*Directions for this task*. Every line below that includes "cloaked" counts toward the total. Report that total alone.
# START OF Records shown
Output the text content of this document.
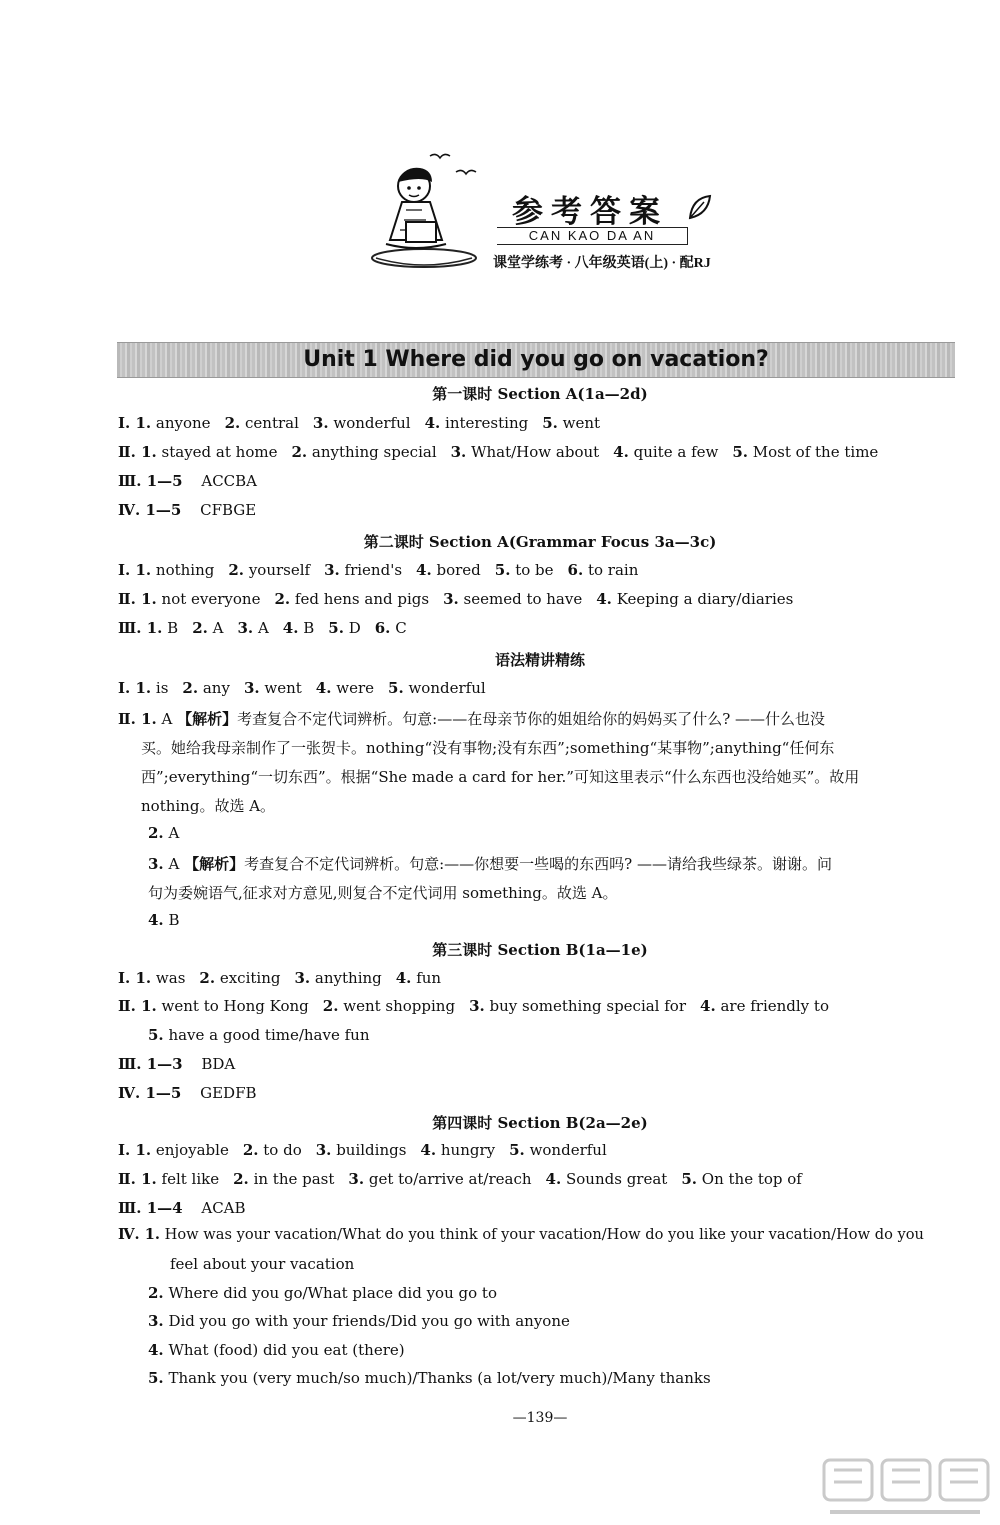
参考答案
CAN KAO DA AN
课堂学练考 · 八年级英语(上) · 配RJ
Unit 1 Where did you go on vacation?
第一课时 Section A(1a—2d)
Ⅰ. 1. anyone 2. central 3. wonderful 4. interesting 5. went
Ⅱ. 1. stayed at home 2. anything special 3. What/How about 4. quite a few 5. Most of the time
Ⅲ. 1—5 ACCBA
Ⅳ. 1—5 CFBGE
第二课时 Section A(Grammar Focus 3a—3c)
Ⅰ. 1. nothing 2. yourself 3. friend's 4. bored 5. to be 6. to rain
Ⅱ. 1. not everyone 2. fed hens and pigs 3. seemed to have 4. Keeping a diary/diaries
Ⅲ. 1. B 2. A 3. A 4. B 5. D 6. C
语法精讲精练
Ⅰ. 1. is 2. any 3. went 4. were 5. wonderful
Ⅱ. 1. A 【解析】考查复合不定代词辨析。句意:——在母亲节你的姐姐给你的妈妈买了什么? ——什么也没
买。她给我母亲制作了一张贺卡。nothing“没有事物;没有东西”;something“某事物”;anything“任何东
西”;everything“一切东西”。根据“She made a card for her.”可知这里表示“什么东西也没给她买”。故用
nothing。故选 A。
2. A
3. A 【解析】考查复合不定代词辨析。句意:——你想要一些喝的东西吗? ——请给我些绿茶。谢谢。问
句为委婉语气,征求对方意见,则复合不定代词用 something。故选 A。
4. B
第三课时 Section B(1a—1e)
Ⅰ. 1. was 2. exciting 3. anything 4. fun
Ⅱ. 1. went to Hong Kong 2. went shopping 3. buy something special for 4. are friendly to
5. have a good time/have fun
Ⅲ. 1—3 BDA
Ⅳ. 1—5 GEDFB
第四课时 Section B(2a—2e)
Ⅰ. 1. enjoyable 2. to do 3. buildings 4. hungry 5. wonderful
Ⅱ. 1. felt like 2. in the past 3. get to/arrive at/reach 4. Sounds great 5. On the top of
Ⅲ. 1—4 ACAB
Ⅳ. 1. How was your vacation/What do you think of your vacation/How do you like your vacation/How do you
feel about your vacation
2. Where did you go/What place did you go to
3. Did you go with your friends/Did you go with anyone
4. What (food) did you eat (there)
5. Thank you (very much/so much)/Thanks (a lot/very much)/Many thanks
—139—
# END OF Records shown
# START OF Records shown
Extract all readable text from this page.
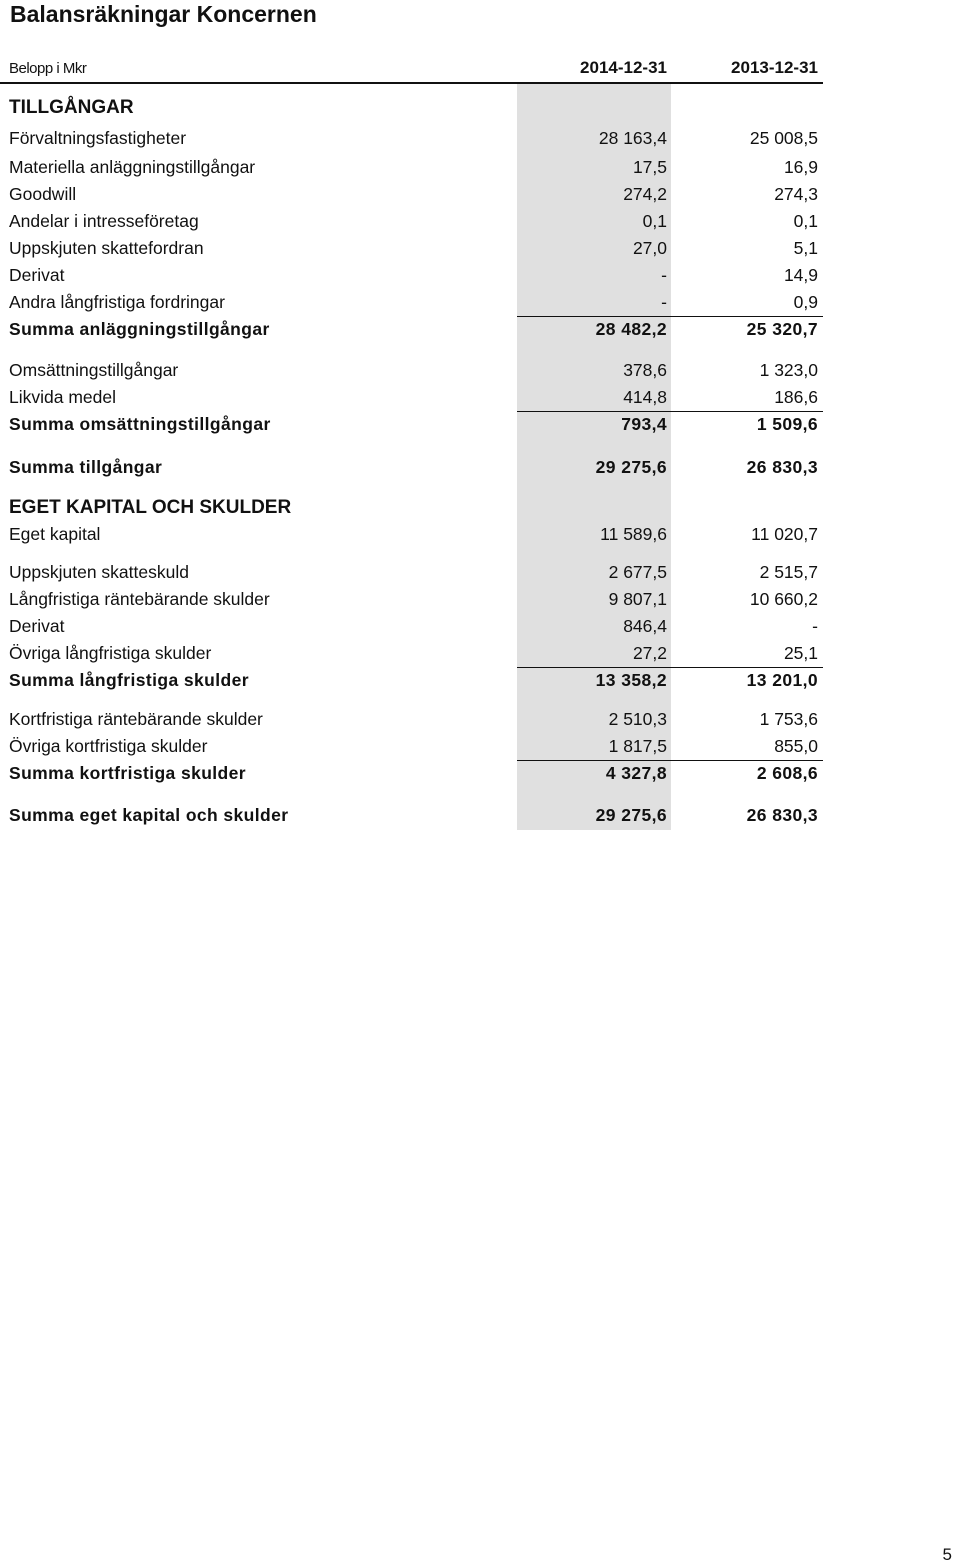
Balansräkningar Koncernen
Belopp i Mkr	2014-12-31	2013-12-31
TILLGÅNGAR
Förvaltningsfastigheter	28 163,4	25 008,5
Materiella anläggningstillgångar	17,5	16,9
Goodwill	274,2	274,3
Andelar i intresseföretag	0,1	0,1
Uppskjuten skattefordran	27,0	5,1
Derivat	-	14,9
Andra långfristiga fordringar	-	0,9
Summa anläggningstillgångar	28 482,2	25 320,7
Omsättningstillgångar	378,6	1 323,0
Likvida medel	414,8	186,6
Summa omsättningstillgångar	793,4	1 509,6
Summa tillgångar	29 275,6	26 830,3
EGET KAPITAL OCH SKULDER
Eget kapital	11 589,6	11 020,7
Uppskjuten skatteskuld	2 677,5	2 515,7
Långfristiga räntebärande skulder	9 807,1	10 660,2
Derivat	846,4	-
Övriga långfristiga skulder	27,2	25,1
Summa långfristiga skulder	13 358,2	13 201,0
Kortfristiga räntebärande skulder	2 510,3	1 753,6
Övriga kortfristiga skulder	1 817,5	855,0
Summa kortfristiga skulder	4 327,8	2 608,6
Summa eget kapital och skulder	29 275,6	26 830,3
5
# END OF Records shown
# START OF Records shown
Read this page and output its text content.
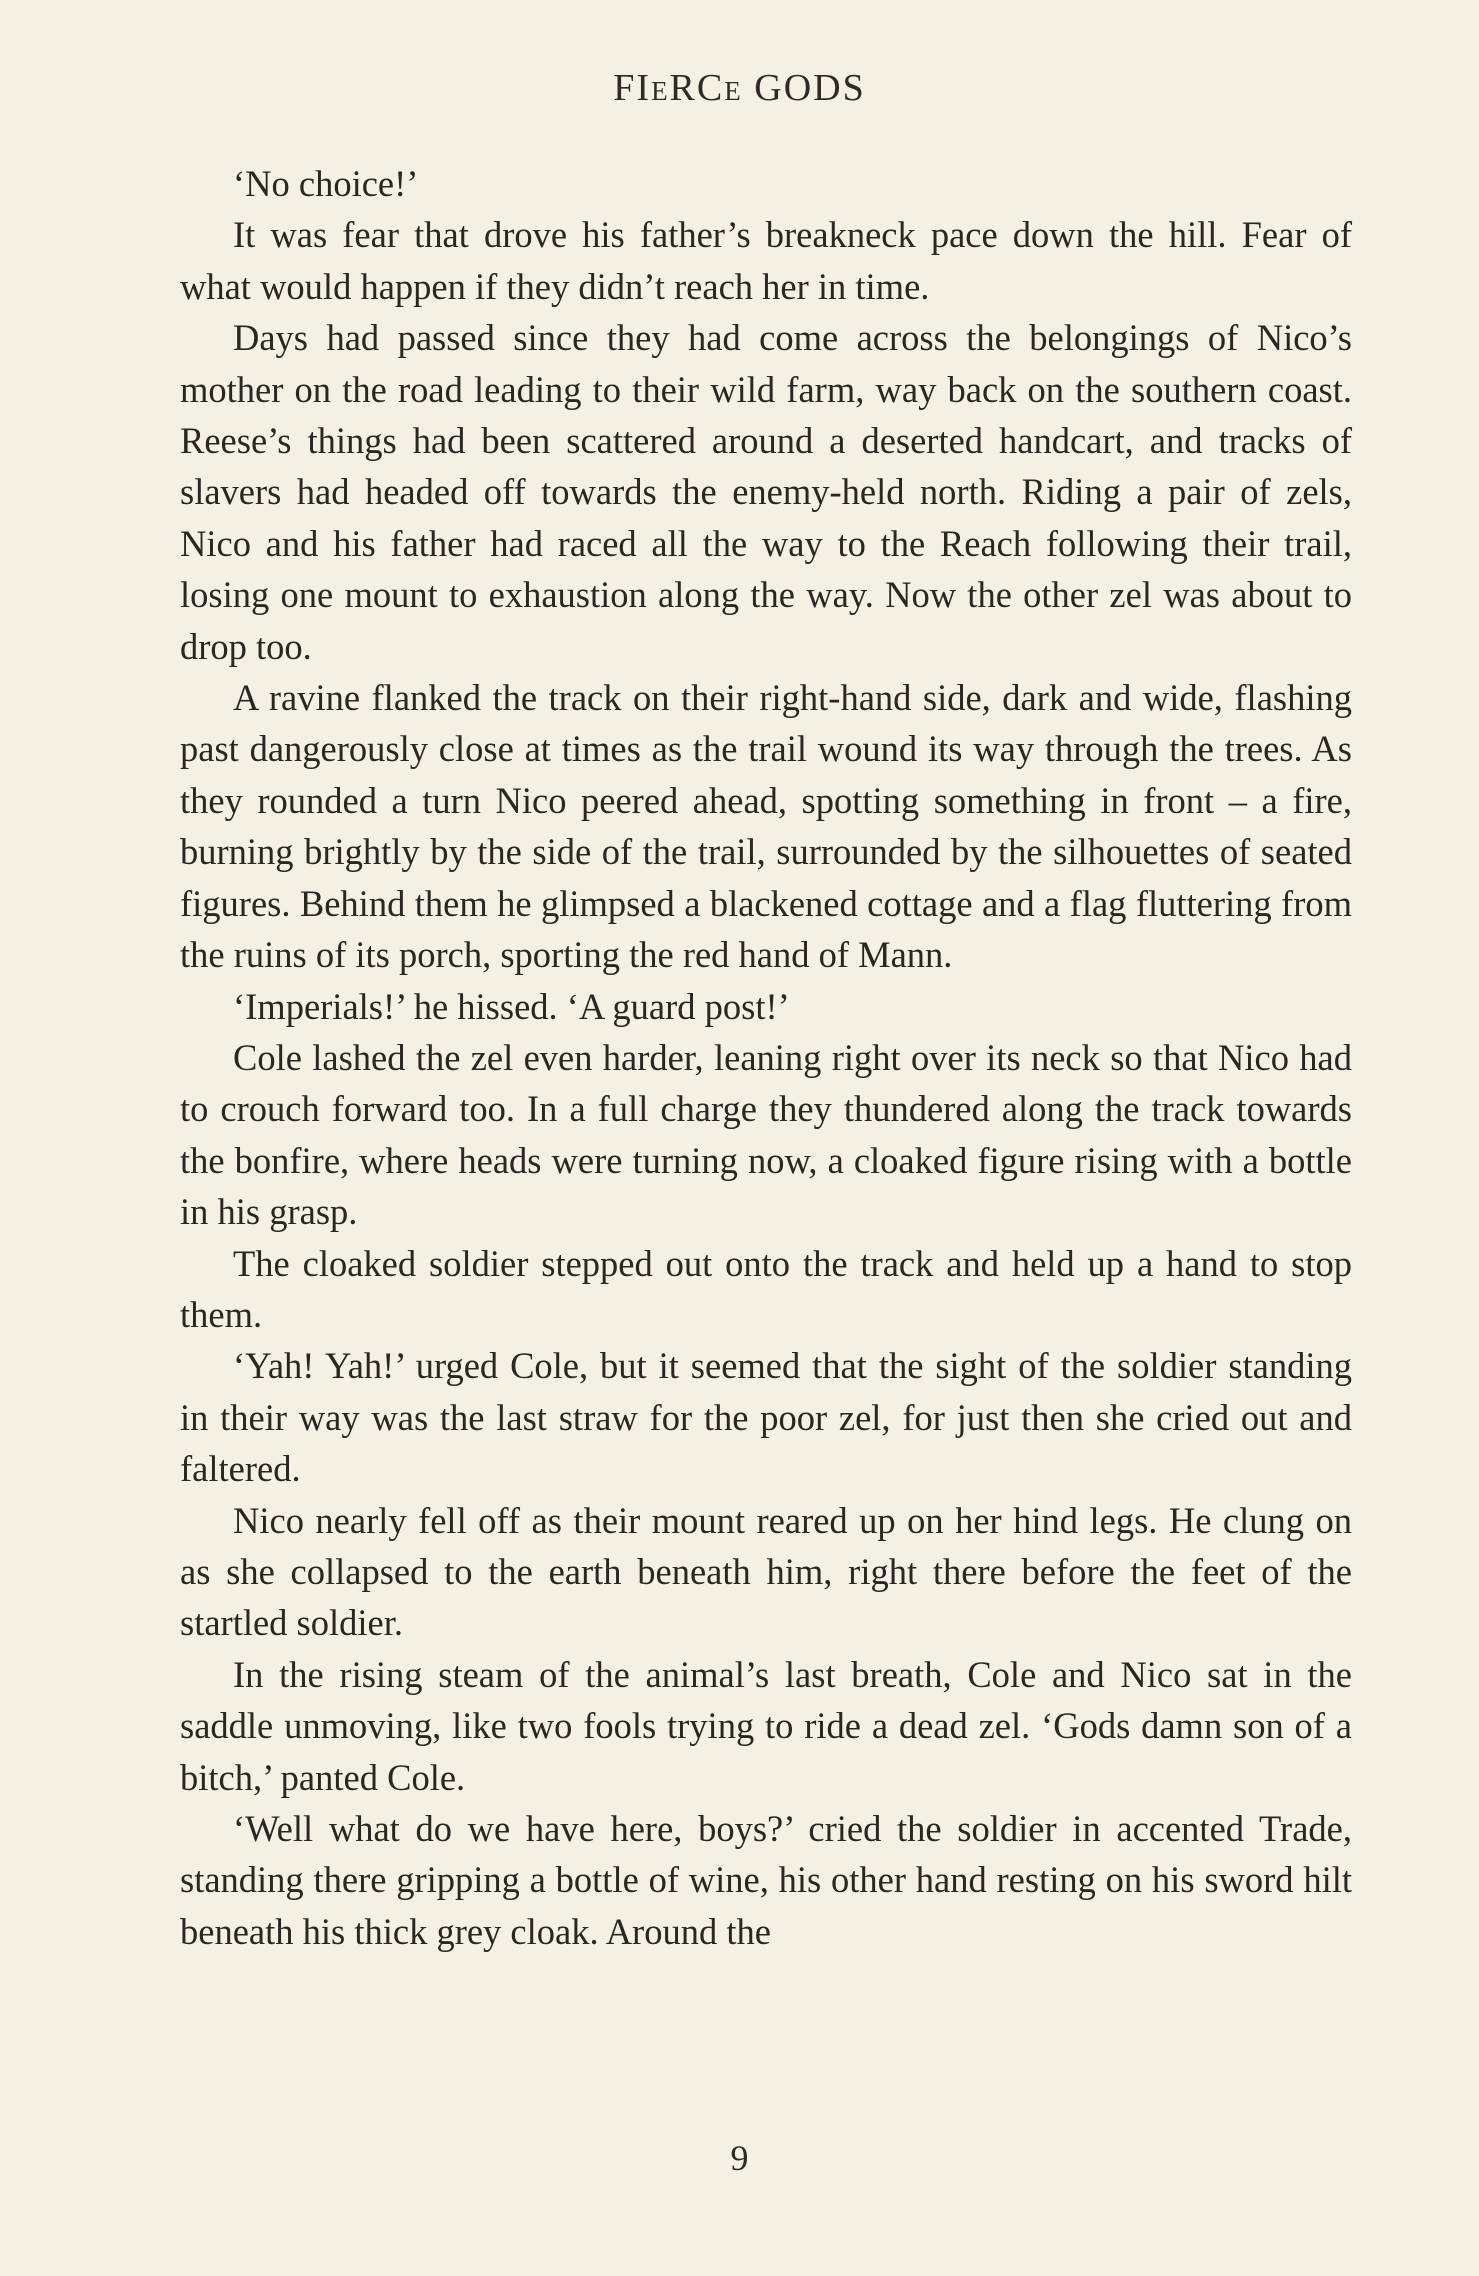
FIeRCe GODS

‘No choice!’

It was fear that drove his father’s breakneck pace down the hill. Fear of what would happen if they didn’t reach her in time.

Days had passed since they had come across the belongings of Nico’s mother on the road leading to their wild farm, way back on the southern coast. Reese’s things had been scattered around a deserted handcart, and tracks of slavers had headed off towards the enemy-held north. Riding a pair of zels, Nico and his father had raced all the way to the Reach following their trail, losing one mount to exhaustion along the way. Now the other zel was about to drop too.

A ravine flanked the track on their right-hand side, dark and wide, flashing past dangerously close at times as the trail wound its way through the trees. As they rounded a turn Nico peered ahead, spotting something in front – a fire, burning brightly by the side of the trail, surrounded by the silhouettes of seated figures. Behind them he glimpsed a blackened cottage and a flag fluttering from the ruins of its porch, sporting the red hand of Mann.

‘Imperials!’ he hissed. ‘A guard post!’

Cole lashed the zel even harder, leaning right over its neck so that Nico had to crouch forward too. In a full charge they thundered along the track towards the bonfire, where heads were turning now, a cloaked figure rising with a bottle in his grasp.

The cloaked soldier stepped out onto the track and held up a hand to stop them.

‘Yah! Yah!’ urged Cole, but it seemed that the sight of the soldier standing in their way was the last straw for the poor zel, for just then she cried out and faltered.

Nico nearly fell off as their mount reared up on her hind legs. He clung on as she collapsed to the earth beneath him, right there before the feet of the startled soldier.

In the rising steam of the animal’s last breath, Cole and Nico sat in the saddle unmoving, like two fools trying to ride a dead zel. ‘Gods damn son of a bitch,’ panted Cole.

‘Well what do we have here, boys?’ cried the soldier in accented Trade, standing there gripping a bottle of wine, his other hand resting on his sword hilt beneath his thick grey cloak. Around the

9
# END OF Records shown
*Final result*. 2